Release notes

Version 0.11.0

  • The submodule ‘standardise’ is renamed. The new name is ‘preprocessing’. The submodule ‘standardise’ will get deprecated in a next version.
  • Deprecation errors were not visible for many users. In this version, the errors are better visible.
  • Improved and new logs for indexing, comparing and classification.
  • Faster comparing of string variables. Thanks Joel Becker.
  • Changes make it possible to pickle Compare and Index objects. This makes it easier to run code in parallel. Tests were added to ensure that pickling remains possible.
  • Important change. MultiIndex objects with many record pairs were split into pieces to lower memory usage. In this version, this automatic splitting is removed. Please split the data yourself.
  • Integer indexing. Blog post will follow on this.
  • The metrics submodule has changed heavily. This will break with the previous version.
  • repr() and str() will return informative information for index and compare objects.
  • It is possible to use abbreviations for string similarity methods. For example ‘jw’ for the Jaro-Winkler method.
  • The FEBRL dataset loaders can now return the true links as a pandas.MultIndex for each FEBRL dataset. This option is disabled by default. See the [FEBRL datasets][febrl_datasets] for details.

__________________________________________________

Set exercise 1: According to the release notes, what is the new name of the 'standardise' submodule?
Set exercise 2: In the records, copy out everything from the line containing "- svg-text:ITERA: ITERA: [1883, 1155, 1962, 1182]" down to the line containing "name [x0, y0, x1, y1].", with both of those lines included.

__________________________________________________

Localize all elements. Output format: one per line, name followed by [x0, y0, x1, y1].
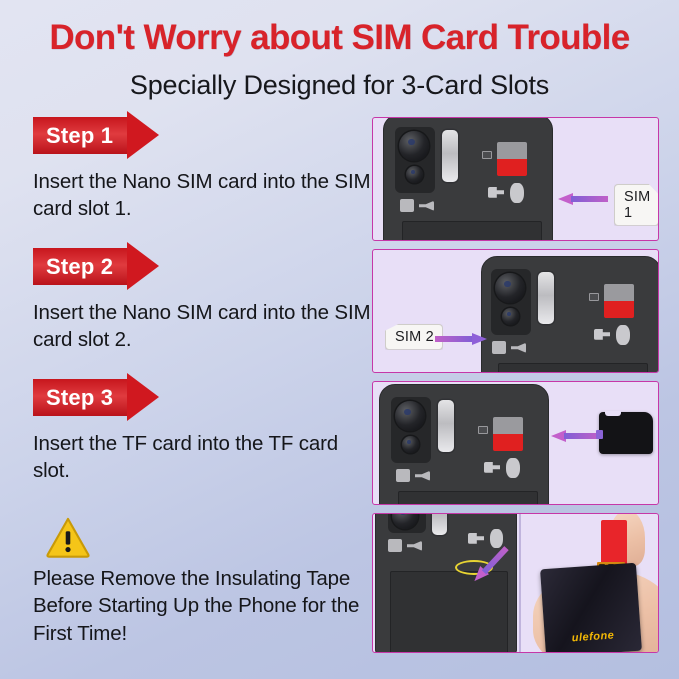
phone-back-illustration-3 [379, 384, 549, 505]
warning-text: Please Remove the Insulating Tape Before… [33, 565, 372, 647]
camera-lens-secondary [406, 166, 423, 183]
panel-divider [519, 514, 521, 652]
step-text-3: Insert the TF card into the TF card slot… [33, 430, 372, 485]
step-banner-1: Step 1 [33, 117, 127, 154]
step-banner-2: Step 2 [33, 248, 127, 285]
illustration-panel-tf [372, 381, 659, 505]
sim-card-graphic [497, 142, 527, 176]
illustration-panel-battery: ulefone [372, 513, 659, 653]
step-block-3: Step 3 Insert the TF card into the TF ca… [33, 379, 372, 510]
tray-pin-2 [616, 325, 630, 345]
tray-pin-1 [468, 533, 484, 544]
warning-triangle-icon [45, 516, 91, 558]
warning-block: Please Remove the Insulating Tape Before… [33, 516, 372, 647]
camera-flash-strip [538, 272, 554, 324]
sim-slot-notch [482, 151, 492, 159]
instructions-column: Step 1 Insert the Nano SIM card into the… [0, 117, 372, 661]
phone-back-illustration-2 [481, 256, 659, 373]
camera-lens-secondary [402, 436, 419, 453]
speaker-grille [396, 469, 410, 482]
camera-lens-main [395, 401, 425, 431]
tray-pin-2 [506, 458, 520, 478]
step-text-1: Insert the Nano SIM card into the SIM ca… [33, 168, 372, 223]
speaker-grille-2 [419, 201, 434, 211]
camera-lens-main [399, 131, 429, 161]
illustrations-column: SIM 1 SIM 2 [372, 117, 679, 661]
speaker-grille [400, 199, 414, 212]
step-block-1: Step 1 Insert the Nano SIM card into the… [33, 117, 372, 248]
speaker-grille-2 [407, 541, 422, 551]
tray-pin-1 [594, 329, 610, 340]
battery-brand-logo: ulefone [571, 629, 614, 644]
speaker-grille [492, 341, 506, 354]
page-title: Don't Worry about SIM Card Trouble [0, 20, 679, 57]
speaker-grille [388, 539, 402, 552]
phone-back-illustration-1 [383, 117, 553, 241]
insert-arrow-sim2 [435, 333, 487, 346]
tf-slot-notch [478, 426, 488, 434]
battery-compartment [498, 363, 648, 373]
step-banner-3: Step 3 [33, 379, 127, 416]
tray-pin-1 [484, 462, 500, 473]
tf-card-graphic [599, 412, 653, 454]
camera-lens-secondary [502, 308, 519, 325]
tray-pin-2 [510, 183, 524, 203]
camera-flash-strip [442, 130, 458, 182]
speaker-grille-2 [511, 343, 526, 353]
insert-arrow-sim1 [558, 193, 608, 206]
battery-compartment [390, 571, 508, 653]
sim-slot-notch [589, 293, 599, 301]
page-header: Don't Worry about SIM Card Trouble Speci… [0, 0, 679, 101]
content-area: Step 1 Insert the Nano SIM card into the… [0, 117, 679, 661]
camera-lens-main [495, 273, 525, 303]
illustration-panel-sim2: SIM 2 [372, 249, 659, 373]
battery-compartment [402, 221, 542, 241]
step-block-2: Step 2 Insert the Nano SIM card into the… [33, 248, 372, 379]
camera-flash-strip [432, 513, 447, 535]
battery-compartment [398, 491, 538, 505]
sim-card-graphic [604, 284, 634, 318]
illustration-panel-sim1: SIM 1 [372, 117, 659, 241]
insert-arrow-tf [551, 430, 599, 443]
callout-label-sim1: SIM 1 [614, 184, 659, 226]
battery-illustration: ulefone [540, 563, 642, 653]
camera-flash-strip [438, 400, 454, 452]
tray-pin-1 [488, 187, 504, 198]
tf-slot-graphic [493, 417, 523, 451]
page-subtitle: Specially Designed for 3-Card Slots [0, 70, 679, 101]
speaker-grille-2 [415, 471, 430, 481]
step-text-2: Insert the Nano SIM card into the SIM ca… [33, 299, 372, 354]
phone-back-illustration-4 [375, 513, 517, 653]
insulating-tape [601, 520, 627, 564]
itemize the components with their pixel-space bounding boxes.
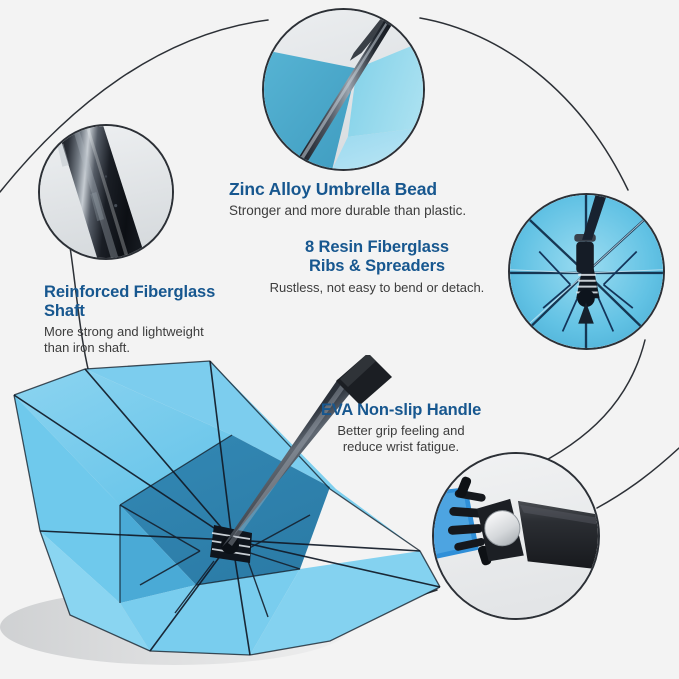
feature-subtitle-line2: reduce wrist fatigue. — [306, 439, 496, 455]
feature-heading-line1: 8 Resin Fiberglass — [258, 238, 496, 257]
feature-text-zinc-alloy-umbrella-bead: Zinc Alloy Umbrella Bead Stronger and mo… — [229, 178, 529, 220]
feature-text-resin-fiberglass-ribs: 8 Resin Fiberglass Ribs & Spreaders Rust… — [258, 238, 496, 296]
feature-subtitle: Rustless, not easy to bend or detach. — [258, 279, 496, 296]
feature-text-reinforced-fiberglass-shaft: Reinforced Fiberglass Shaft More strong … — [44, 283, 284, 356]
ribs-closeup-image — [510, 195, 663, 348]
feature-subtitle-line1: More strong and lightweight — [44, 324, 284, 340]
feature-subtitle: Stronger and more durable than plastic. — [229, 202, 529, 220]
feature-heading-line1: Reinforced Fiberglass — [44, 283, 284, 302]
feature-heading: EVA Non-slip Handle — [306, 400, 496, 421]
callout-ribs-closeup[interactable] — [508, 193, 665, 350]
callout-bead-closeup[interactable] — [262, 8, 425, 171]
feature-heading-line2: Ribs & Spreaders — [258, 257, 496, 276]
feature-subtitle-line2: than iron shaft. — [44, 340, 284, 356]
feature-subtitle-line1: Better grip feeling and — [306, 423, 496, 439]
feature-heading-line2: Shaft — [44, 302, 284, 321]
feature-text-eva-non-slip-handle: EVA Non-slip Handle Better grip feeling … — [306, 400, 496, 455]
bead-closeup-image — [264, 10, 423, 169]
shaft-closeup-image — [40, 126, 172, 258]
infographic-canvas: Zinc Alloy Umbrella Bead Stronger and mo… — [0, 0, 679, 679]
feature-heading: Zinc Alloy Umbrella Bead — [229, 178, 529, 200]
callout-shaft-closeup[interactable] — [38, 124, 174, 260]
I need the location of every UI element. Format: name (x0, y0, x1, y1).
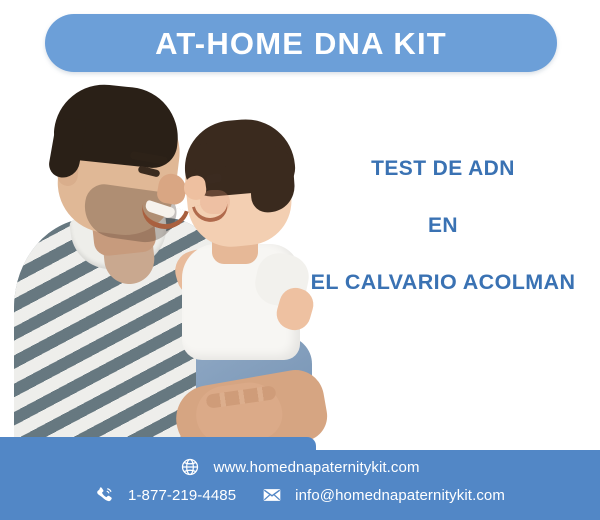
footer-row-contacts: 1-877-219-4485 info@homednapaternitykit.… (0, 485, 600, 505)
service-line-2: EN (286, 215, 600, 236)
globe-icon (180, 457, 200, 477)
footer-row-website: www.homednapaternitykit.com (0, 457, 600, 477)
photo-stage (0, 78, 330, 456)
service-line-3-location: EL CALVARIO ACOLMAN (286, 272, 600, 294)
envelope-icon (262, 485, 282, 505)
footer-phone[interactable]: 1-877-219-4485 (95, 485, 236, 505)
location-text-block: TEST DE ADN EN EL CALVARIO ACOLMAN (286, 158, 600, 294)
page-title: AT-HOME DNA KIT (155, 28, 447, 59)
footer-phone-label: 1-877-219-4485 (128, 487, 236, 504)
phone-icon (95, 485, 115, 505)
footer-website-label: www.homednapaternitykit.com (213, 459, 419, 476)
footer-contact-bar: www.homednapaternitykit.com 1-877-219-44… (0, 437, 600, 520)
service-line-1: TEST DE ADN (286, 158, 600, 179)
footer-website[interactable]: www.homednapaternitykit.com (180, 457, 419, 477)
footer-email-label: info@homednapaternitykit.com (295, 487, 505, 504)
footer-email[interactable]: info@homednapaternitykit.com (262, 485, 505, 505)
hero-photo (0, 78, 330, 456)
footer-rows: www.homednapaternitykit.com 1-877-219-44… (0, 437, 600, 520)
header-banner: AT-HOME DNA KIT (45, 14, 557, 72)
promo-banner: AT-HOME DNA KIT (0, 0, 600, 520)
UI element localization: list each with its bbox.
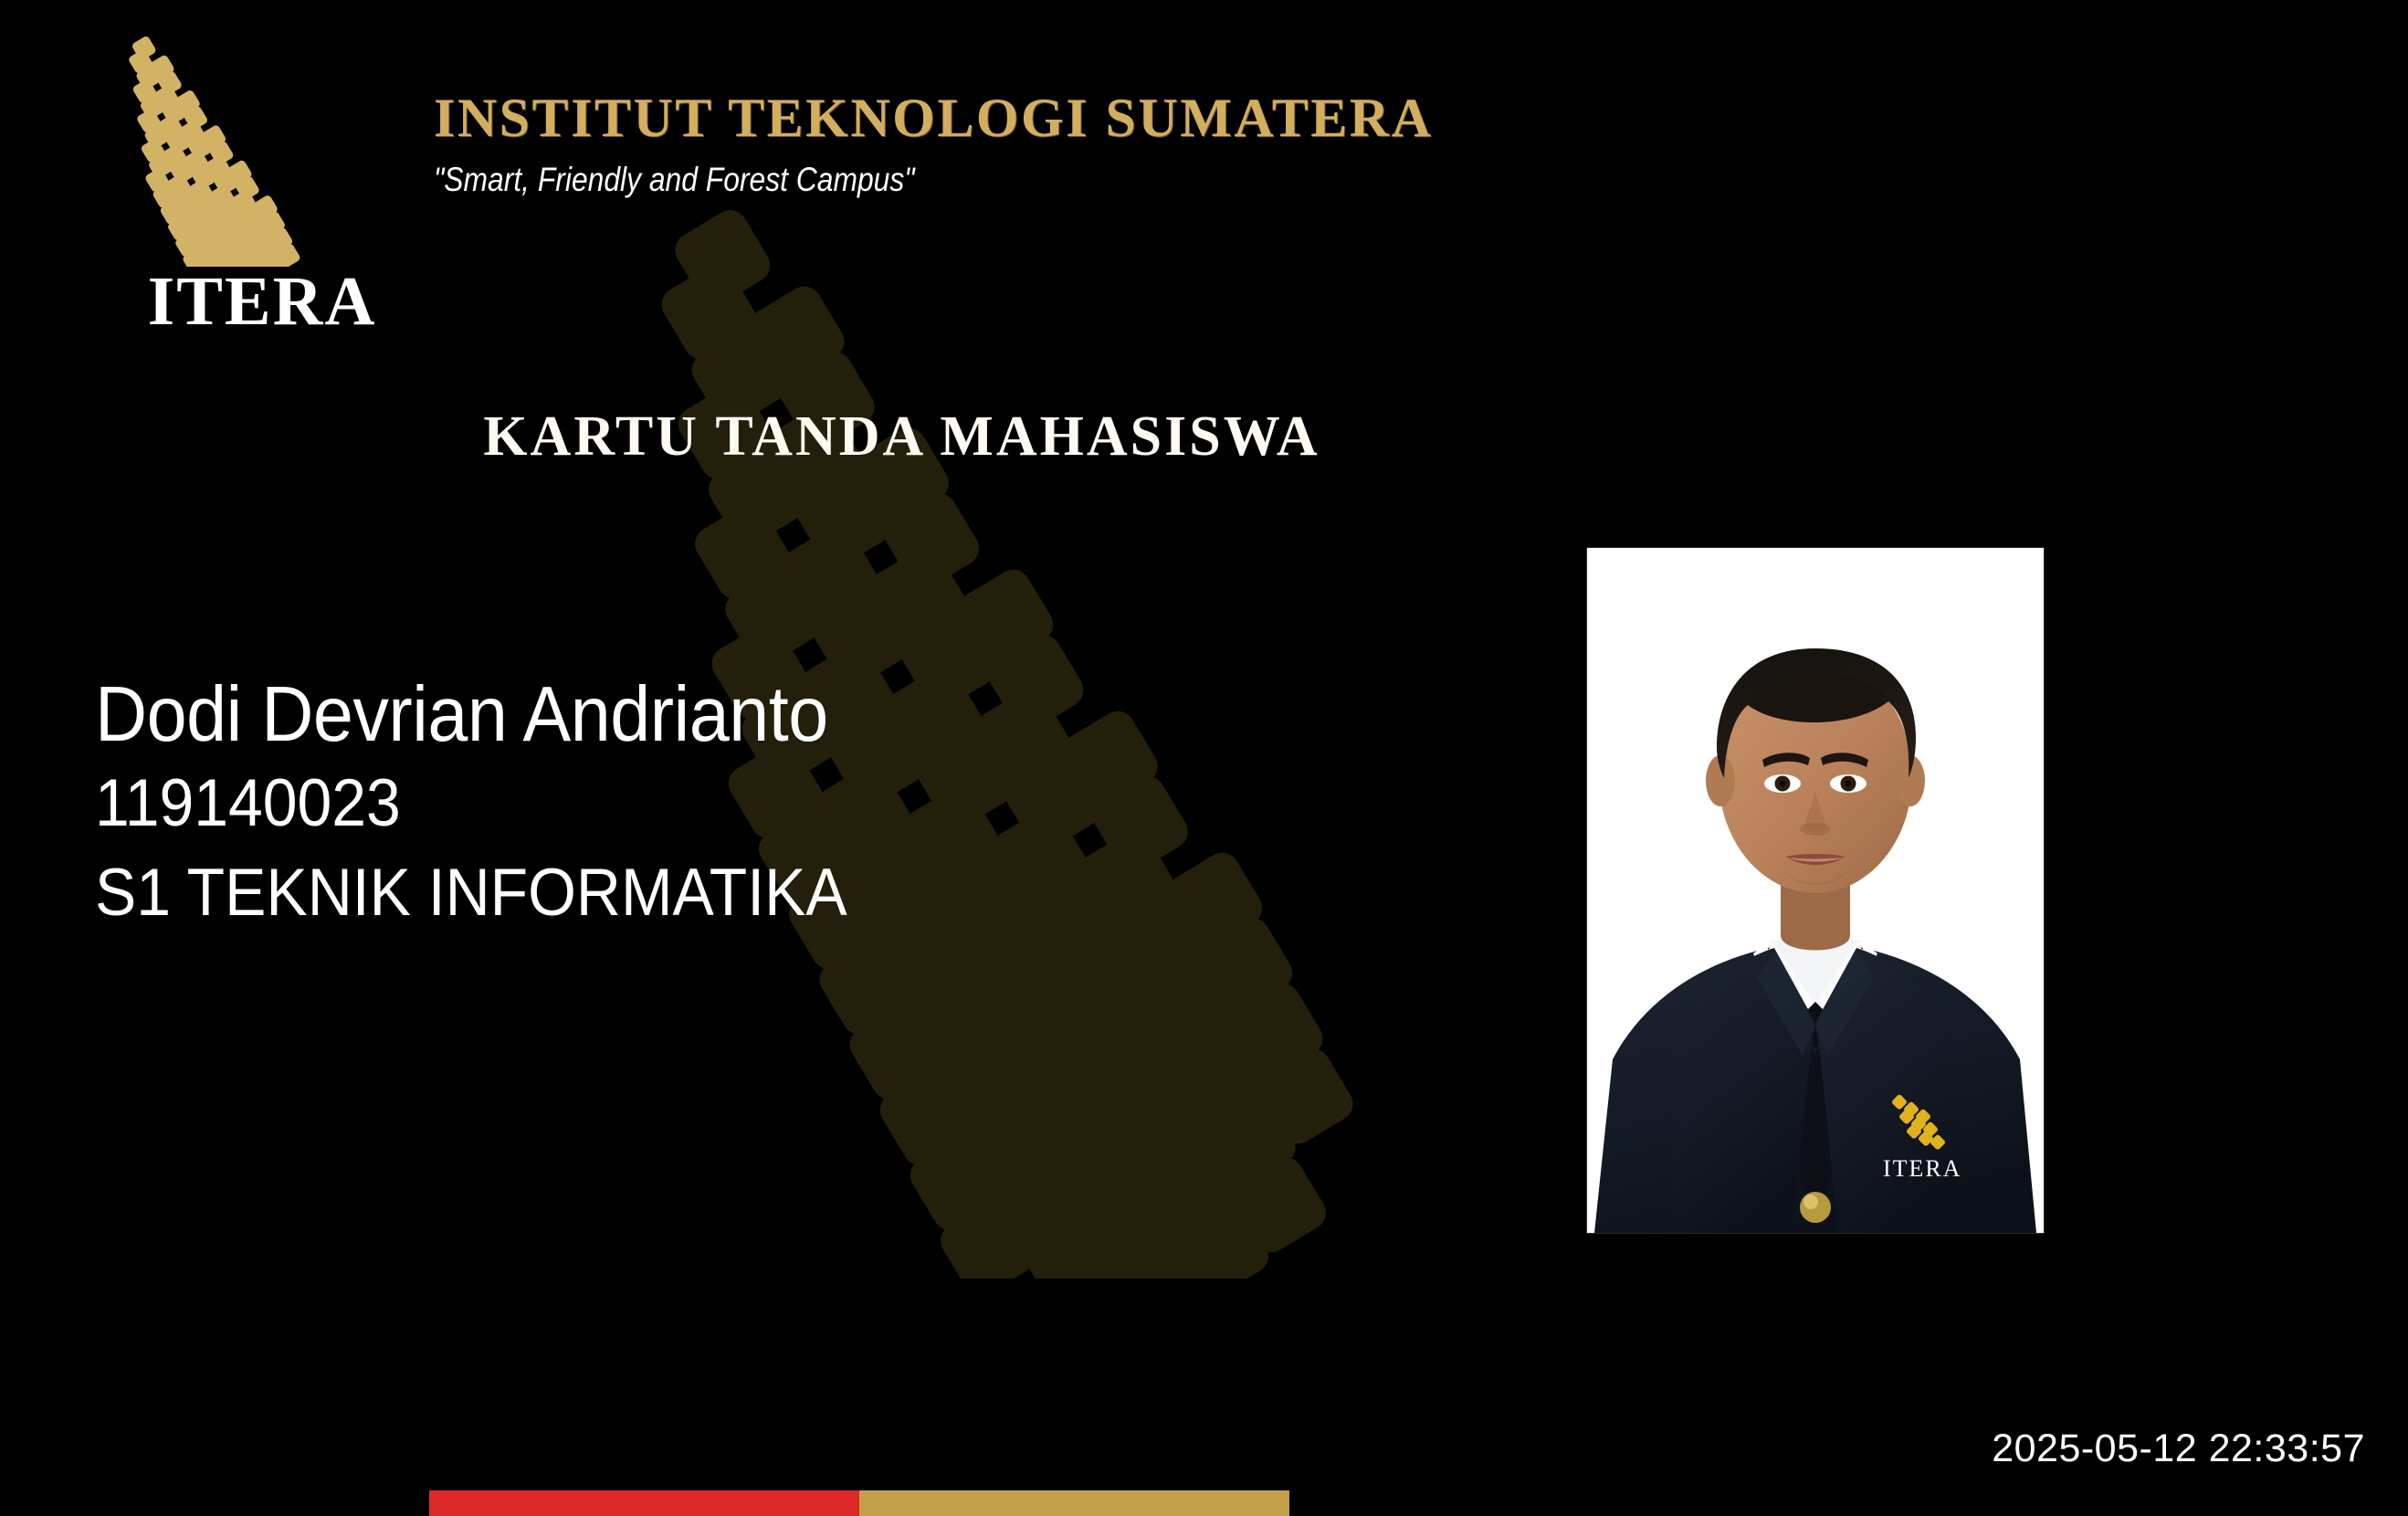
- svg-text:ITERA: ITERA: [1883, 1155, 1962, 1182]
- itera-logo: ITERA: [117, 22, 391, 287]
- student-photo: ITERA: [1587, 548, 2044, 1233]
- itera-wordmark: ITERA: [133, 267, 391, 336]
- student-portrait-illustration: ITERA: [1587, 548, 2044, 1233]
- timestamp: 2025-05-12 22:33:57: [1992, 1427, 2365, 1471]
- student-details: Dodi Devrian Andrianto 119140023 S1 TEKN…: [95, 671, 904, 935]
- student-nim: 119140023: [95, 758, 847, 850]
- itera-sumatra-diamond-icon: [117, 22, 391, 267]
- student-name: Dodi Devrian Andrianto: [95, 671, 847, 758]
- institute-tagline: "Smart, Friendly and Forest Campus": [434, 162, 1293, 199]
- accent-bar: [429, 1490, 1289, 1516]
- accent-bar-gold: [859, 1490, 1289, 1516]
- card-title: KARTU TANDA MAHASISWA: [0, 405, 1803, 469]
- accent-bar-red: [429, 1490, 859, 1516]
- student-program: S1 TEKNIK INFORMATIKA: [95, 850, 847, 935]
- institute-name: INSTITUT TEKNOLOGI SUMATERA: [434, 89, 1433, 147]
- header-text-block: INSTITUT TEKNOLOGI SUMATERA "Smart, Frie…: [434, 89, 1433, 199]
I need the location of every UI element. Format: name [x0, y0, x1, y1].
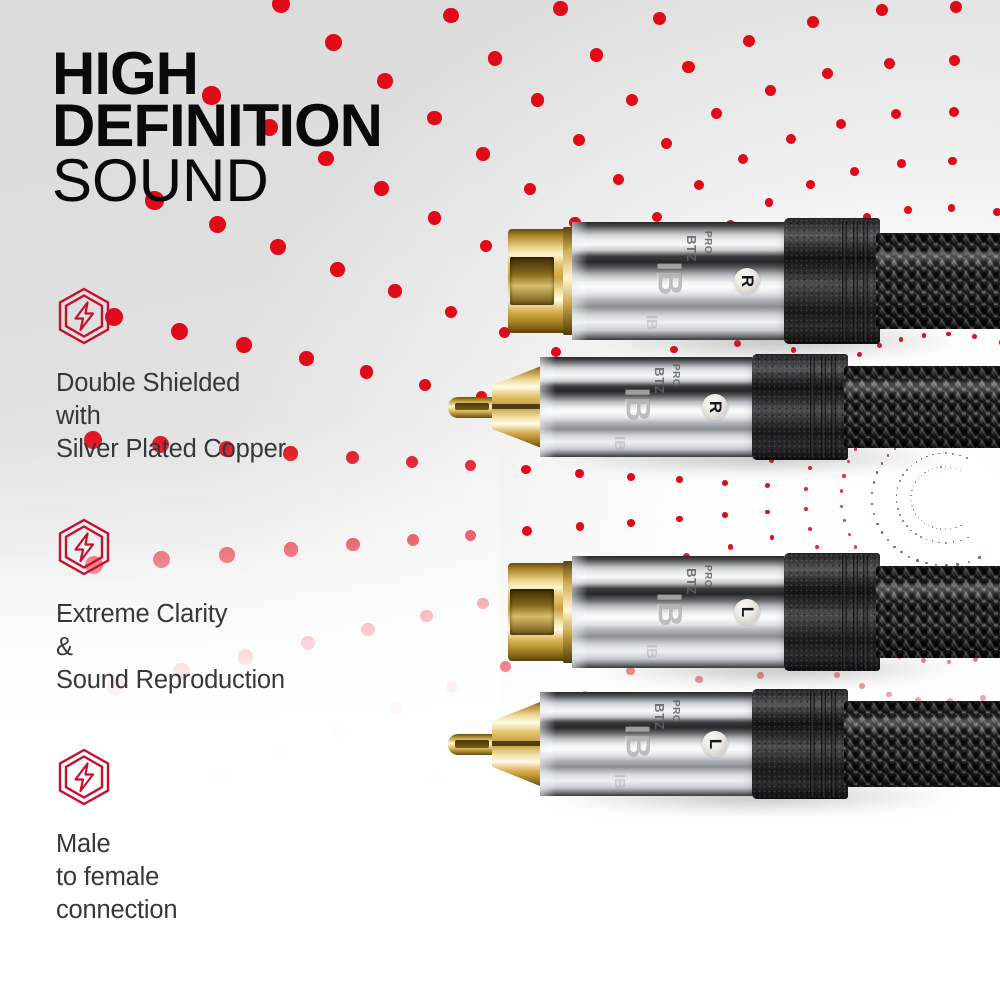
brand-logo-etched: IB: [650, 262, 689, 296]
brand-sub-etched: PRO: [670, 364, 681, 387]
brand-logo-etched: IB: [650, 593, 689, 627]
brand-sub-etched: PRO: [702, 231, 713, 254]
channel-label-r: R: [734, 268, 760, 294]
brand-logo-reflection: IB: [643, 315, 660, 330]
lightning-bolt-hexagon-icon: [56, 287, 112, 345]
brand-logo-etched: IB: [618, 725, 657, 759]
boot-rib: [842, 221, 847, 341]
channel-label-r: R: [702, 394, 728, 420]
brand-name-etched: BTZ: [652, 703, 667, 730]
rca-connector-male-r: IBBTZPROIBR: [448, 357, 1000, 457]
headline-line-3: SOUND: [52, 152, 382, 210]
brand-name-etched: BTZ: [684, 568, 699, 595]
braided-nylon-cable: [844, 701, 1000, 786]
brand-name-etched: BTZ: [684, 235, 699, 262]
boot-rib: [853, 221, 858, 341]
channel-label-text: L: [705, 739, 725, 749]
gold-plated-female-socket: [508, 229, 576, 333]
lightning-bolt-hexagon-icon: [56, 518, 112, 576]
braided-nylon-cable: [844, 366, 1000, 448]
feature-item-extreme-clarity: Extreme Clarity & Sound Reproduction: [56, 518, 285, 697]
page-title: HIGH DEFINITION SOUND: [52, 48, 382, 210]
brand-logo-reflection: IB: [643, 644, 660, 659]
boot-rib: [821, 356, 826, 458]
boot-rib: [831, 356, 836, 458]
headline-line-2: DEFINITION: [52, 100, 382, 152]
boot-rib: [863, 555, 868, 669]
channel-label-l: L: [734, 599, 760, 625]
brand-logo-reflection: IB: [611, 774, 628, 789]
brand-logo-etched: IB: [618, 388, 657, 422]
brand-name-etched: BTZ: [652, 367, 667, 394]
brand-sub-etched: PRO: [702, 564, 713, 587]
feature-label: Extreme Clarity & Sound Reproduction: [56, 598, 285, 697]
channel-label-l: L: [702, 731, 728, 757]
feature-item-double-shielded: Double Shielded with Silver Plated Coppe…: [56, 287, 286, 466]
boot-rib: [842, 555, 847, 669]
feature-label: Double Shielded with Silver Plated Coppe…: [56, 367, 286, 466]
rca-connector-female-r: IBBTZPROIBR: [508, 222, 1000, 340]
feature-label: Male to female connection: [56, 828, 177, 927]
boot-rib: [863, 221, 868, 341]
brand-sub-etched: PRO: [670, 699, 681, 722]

__________________________________________________

Correct answer 1: 'preprocessing'

Correct answer 2:
- svg-text:ITERA: ITERA: [1883, 1155, 1962, 1182]
- itera-logo: ITERA: [117, 22, 391, 287]
- student-photo: ITERA: [1587, 548, 2044, 1233]
- itera-wordmark: ITERA: [133, 267, 391, 336]
- student-portrait-illustration: ITERA: [1587, 548, 2044, 1233]
- timestamp: 2025-05-12 22:33:57: [1992, 1427, 2365, 1471]
- student-details: Dodi Devrian Andrianto 119140023 S1 TEKN…: [95, 671, 904, 935]
- student-nim: 119140023: [95, 758, 847, 850]
- itera-sumatra-diamond-icon: [117, 22, 391, 267]
- student-name: Dodi Devrian Andrianto: [95, 671, 847, 758]
- institute-tagline: "Smart, Friendly and Forest Campus": [434, 162, 1293, 199]
- accent-bar: [429, 1490, 1289, 1516]
- accent-bar-gold: [859, 1490, 1289, 1516]
- card-title: KARTU TANDA MAHASISWA: [0, 405, 1803, 469]
- accent-bar-red: [429, 1490, 859, 1516]
- student-program: S1 TEKNIK INFORMATIKA: [95, 850, 847, 935]
- institute-name: INSTITUT TEKNOLOGI SUMATERA: [434, 89, 1433, 147]
- header-text-block: INSTITUT TEKNOLOGI SUMATERA "Smart, Frie…: [434, 89, 1433, 199]
I need the location of every UI element. Format: name [x0, y0, x1, y1].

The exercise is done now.